Stored data entries:
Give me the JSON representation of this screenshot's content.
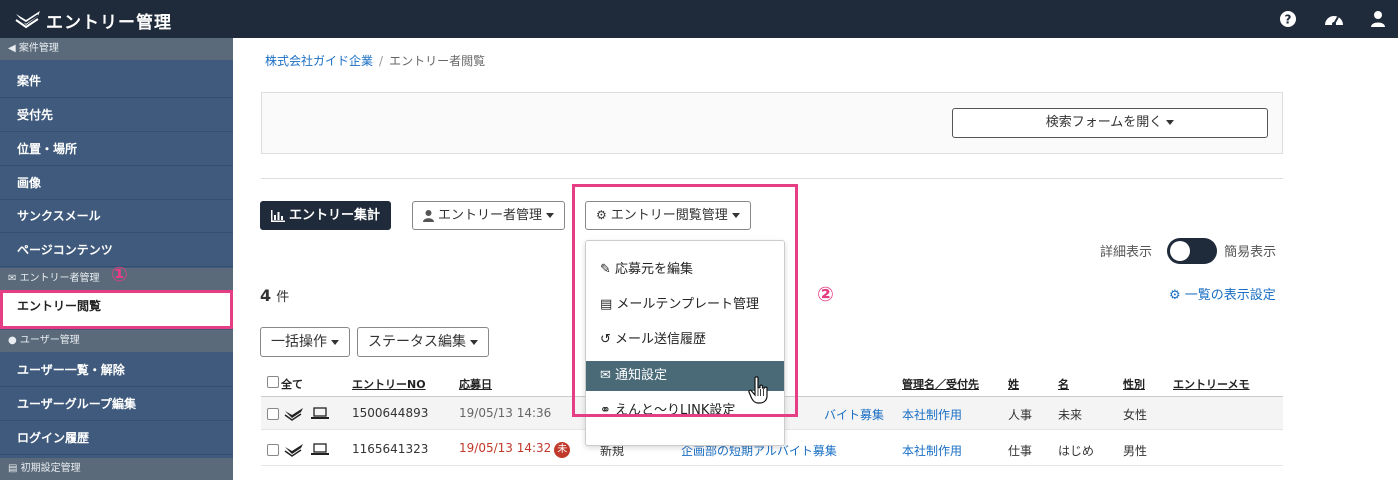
{
  "app": {
    "title": "エントリー管理"
  },
  "topbar": {
    "icons": [
      "help-icon",
      "dashboard-icon",
      "user-icon"
    ]
  },
  "sidebar": {
    "sections": [
      {
        "head": "案件管理",
        "items": [
          "案件",
          "受付先",
          "位置・場所",
          "画像",
          "サンクスメール",
          "ページコンテンツ"
        ]
      },
      {
        "head": "エントリー者管理",
        "items": [
          "エントリー閲覧"
        ]
      },
      {
        "head": "ユーザー管理",
        "items": [
          "ユーザー一覧・解除",
          "ユーザーグループ編集",
          "ログイン履歴"
        ]
      },
      {
        "head": "初期設定管理",
        "items": []
      }
    ]
  },
  "annotations": {
    "mark1": "①",
    "mark2": "②"
  },
  "breadcrumb": {
    "company": "株式会社ガイド企業",
    "current": "エントリー者閲覧"
  },
  "search": {
    "button": "検索フォームを開く"
  },
  "toolbar": {
    "stats": "エントリー集計",
    "entrant_mgmt": "エントリー者管理",
    "view_mgmt": "エントリー閲覧管理"
  },
  "dropdown": {
    "items": [
      "応募元を編集",
      "メールテンプレート管理",
      "メール送信履歴",
      "通知設定",
      "えんと〜りLINK設定"
    ],
    "selected_index": 3
  },
  "display_toggle": {
    "left": "詳細表示",
    "right": "簡易表示"
  },
  "result": {
    "count": "4",
    "unit": "件",
    "list_settings": "一覧の表示設定"
  },
  "bulk": {
    "bulk_ops": "一括操作",
    "status_edit": "ステータス編集"
  },
  "table": {
    "headers": [
      "全て",
      "エントリーNO",
      "応募日",
      "管理名／受付先",
      "姓",
      "名",
      "性別",
      "エントリーメモ"
    ],
    "rows": [
      {
        "no": "1500644893",
        "date": "19/05/13 14:36",
        "status": "",
        "job": "バイト募集",
        "branch": "本社制作用",
        "last": "人事",
        "first": "未来",
        "gender": "女性"
      },
      {
        "no": "1165641323",
        "date": "19/05/13 14:32",
        "badge": "未",
        "status": "新規",
        "job": "企画部の短期アルバイト募集",
        "branch": "本社制作用",
        "last": "仕事",
        "first": "はじめ",
        "gender": "男性"
      }
    ]
  },
  "colors": {
    "topbar": "#1f2a3a",
    "sidebar": "#3f5a7c",
    "highlight": "#e53e84",
    "link": "#1a6fc4",
    "selected": "#4a6a78"
  }
}
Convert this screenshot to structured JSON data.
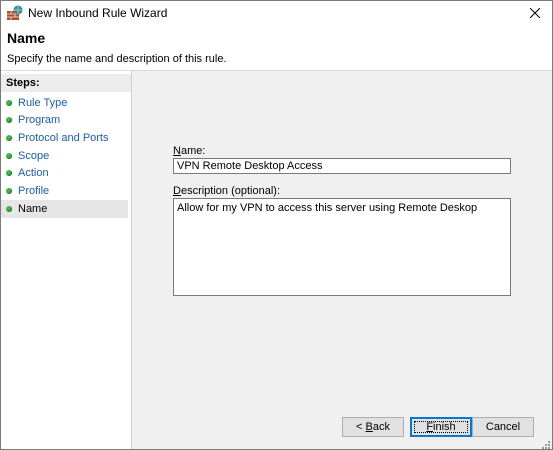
{
  "window": {
    "title": "New Inbound Rule Wizard",
    "app_icon": "firewall-icon",
    "close_icon": "close-icon"
  },
  "header": {
    "title": "Name",
    "subtitle": "Specify the name and description of this rule."
  },
  "steps": {
    "label": "Steps:",
    "items": [
      {
        "label": "Rule Type",
        "status": "complete"
      },
      {
        "label": "Program",
        "status": "complete"
      },
      {
        "label": "Protocol and Ports",
        "status": "complete"
      },
      {
        "label": "Scope",
        "status": "complete"
      },
      {
        "label": "Action",
        "status": "complete"
      },
      {
        "label": "Profile",
        "status": "complete"
      },
      {
        "label": "Name",
        "status": "current"
      }
    ],
    "status_color": "#44b649"
  },
  "form": {
    "name_label_access": "N",
    "name_label_rest": "ame:",
    "name_value": "VPN Remote Desktop Access",
    "desc_label_access": "D",
    "desc_label_rest": "escription (optional):",
    "desc_value": "Allow for my VPN to access this server using Remote Deskop"
  },
  "buttons": {
    "back_prefix": "< ",
    "back_access": "B",
    "back_rest": "ack",
    "finish_access": "F",
    "finish_rest": "inish",
    "cancel": "Cancel"
  },
  "colors": {
    "default_button_border": "#0078d7",
    "link_step": "#1a5fb4"
  }
}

PROBLEM TO WORK ON:
Reproduce all the records verbatim, excluding images.

FINAL RESULT:
Give me the JSON representation of this screenshot's content.
{
  "app": {
    "title": "エントリー管理"
  },
  "topbar": {
    "icons": [
      "help-icon",
      "dashboard-icon",
      "user-icon"
    ]
  },
  "sidebar": {
    "sections": [
      {
        "head": "案件管理",
        "items": [
          "案件",
          "受付先",
          "位置・場所",
          "画像",
          "サンクスメール",
          "ページコンテンツ"
        ]
      },
      {
        "head": "エントリー者管理",
        "items": [
          "エントリー閲覧"
        ]
      },
      {
        "head": "ユーザー管理",
        "items": [
          "ユーザー一覧・解除",
          "ユーザーグループ編集",
          "ログイン履歴"
        ]
      },
      {
        "head": "初期設定管理",
        "items": []
      }
    ]
  },
  "annotations": {
    "mark1": "①",
    "mark2": "②"
  },
  "breadcrumb": {
    "company": "株式会社ガイド企業",
    "current": "エントリー者閲覧"
  },
  "search": {
    "button": "検索フォームを開く"
  },
  "toolbar": {
    "stats": "エントリー集計",
    "entrant_mgmt": "エントリー者管理",
    "view_mgmt": "エントリー閲覧管理"
  },
  "dropdown": {
    "items": [
      "応募元を編集",
      "メールテンプレート管理",
      "メール送信履歴",
      "通知設定",
      "えんと〜りLINK設定"
    ],
    "selected_index": 3
  },
  "display_toggle": {
    "left": "詳細表示",
    "right": "簡易表示"
  },
  "result": {
    "count": "4",
    "unit": "件",
    "list_settings": "一覧の表示設定"
  },
  "bulk": {
    "bulk_ops": "一括操作",
    "status_edit": "ステータス編集"
  },
  "table": {
    "headers": [
      "全て",
      "エントリーNO",
      "応募日",
      "管理名／受付先",
      "姓",
      "名",
      "性別",
      "エントリーメモ"
    ],
    "rows": [
      {
        "no": "1500644893",
        "date": "19/05/13 14:36",
        "status": "",
        "job": "バイト募集",
        "branch": "本社制作用",
        "last": "人事",
        "first": "未来",
        "gender": "女性"
      },
      {
        "no": "1165641323",
        "date": "19/05/13 14:32",
        "badge": "未",
        "status": "新規",
        "job": "企画部の短期アルバイト募集",
        "branch": "本社制作用",
        "last": "仕事",
        "first": "はじめ",
        "gender": "男性"
      }
    ]
  },
  "colors": {
    "topbar": "#1f2a3a",
    "sidebar": "#3f5a7c",
    "highlight": "#e53e84",
    "link": "#1a6fc4",
    "selected": "#4a6a78"
  }
}
Convert this screenshot to structured JSON data.
{
  "window": {
    "title": "New Inbound Rule Wizard",
    "app_icon": "firewall-icon",
    "close_icon": "close-icon"
  },
  "header": {
    "title": "Name",
    "subtitle": "Specify the name and description of this rule."
  },
  "steps": {
    "label": "Steps:",
    "items": [
      {
        "label": "Rule Type",
        "status": "complete"
      },
      {
        "label": "Program",
        "status": "complete"
      },
      {
        "label": "Protocol and Ports",
        "status": "complete"
      },
      {
        "label": "Scope",
        "status": "complete"
      },
      {
        "label": "Action",
        "status": "complete"
      },
      {
        "label": "Profile",
        "status": "complete"
      },
      {
        "label": "Name",
        "status": "current"
      }
    ],
    "status_color": "#44b649"
  },
  "form": {
    "name_label_access": "N",
    "name_label_rest": "ame:",
    "name_value": "VPN Remote Desktop Access",
    "desc_label_access": "D",
    "desc_label_rest": "escription (optional):",
    "desc_value": "Allow for my VPN to access this server using Remote Deskop"
  },
  "buttons": {
    "back_prefix": "< ",
    "back_access": "B",
    "back_rest": "ack",
    "finish_access": "F",
    "finish_rest": "inish",
    "cancel": "Cancel"
  },
  "colors": {
    "default_button_border": "#0078d7",
    "link_step": "#1a5fb4"
  }
}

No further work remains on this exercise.